# [Goal]
Quote the listing below in its entirety, omitting every image.

# [Stored records]
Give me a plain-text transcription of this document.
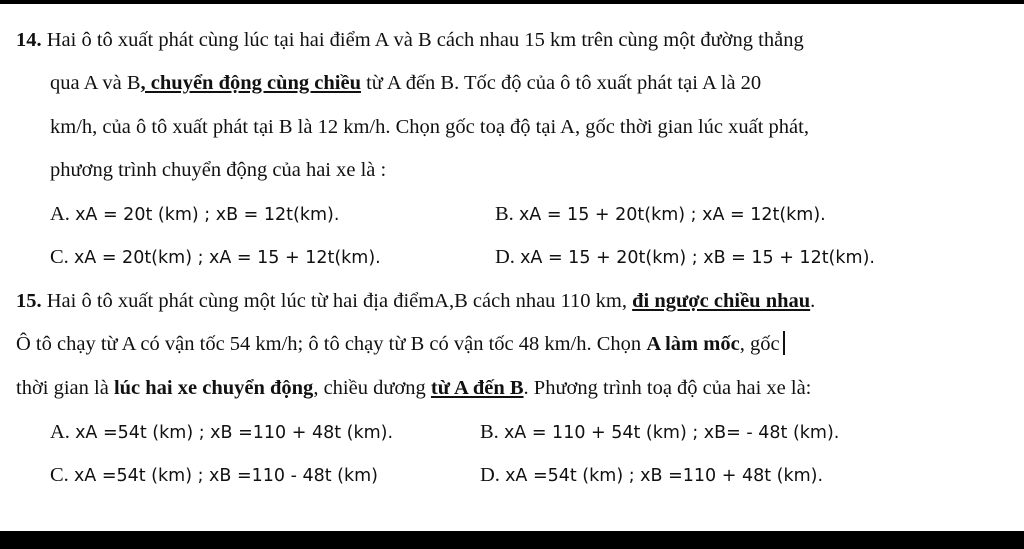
14. Hai ô tô xuất phát cùng lúc tại hai điểm A và B cách nhau 15 km trên cùng một đường thẳng
qua A và B, chuyển động cùng chiều từ A đến B. Tốc độ của ô tô xuất phát tại A là 20
km/h, của ô tô xuất phát tại B là 12 km/h. Chọn gốc toạ độ tại A, gốc thời gian lúc xuất phát,
phương trình chuyển động của hai xe là :
A. xA = 20t (km) ; xB = 12t(km).	B. xA = 15 + 20t(km) ; xA = 12t(km).
C. xA = 20t(km) ; xA = 15 + 12t(km).	D. xA = 15 + 20t(km) ; xB = 15 + 12t(km).
15. Hai ô tô xuất phát cùng một lúc từ hai địa điểmA,B cách nhau 110 km, đi ngược chiều nhau.
Ô tô chạy từ A có vận tốc 54 km/h; ô tô chạy từ B có vận tốc 48 km/h. Chọn A làm mốc, gốc
thời gian là lúc hai xe chuyển động, chiều dương từ A đến B. Phương trình toạ độ của hai xe là:
A. xA =54t (km) ; xB =110 + 48t (km).	B. xA = 110 + 54t (km) ; xB= - 48t (km).
C. xA =54t (km) ; xB =110 - 48t (km)	D. xA =54t (km) ; xB =110 + 48t (km).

# [The reply]
Give me a plain-text transcription of this document.
14. Hai ô tô xuất phát cùng lúc tại hai điểm A và B cách nhau 15 km trên cùng một đường thẳng
qua A và B, chuyển động cùng chiều từ A đến B. Tốc độ của ô tô xuất phát tại A là 20
km/h, của ô tô xuất phát tại B là 12 km/h. Chọn gốc toạ độ tại A, gốc thời gian lúc xuất phát,
phương trình chuyển động của hai xe là :
A. xA = 20t (km) ; xB = 12t(km).	B. xA = 15 + 20t(km) ; xA = 12t(km).
C. xA = 20t(km) ; xA = 15 + 12t(km).	D. xA = 15 + 20t(km) ; xB = 15 + 12t(km).
15. Hai ô tô xuất phát cùng một lúc từ hai địa điểmA,B cách nhau 110 km, đi ngược chiều nhau.
Ô tô chạy từ A có vận tốc 54 km/h; ô tô chạy từ B có vận tốc 48 km/h. Chọn A làm mốc, gốc
thời gian là lúc hai xe chuyển động, chiều dương từ A đến B. Phương trình toạ độ của hai xe là:
A. xA =54t (km) ; xB =110 + 48t (km).	B. xA = 110 + 54t (km) ; xB= - 48t (km).
C. xA =54t (km) ; xB =110 - 48t (km)	D. xA =54t (km) ; xB =110 + 48t (km).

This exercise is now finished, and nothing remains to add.